▶ **Spatial annotation records**
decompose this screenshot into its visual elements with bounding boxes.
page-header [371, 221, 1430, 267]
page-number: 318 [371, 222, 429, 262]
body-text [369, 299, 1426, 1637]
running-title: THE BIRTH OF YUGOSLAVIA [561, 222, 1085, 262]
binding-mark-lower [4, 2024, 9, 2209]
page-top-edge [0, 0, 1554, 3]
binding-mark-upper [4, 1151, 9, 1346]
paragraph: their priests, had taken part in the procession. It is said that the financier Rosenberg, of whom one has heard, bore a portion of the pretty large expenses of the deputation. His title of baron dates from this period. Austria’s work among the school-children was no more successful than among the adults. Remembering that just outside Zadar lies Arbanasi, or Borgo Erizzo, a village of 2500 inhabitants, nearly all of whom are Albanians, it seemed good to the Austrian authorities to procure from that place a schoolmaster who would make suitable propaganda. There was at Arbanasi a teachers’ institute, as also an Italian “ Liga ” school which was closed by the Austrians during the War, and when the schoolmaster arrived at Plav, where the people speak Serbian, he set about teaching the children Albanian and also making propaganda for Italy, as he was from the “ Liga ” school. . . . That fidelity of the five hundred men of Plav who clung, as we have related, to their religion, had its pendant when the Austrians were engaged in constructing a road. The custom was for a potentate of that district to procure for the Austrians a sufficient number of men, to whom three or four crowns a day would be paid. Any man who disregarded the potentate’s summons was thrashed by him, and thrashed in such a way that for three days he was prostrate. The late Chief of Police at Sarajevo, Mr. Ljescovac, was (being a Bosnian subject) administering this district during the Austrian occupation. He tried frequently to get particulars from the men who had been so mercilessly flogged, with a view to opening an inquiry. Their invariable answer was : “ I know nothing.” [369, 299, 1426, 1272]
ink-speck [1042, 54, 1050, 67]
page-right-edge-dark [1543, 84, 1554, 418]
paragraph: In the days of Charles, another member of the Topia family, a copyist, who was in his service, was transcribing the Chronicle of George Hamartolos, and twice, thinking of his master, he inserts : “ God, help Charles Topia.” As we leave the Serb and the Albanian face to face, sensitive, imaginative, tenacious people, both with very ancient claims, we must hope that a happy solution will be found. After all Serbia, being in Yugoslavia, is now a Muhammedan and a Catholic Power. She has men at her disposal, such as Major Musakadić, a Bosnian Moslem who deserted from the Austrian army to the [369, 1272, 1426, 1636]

▶ **WORK TO DO**
Reproduce the data word for word, starting at its first line and ending at the line that contains "page-top-edge [0, 0, 1554, 3]", with both of those lines included.

▶ **COMPLETE OUTPUT**
decompose this screenshot into its visual elements with bounding boxes.
page-header [371, 221, 1430, 267]
page-number: 318 [371, 222, 429, 262]
body-text [369, 299, 1426, 1637]
running-title: THE BIRTH OF YUGOSLAVIA [561, 222, 1085, 262]
binding-mark-lower [4, 2024, 9, 2209]
page-top-edge [0, 0, 1554, 3]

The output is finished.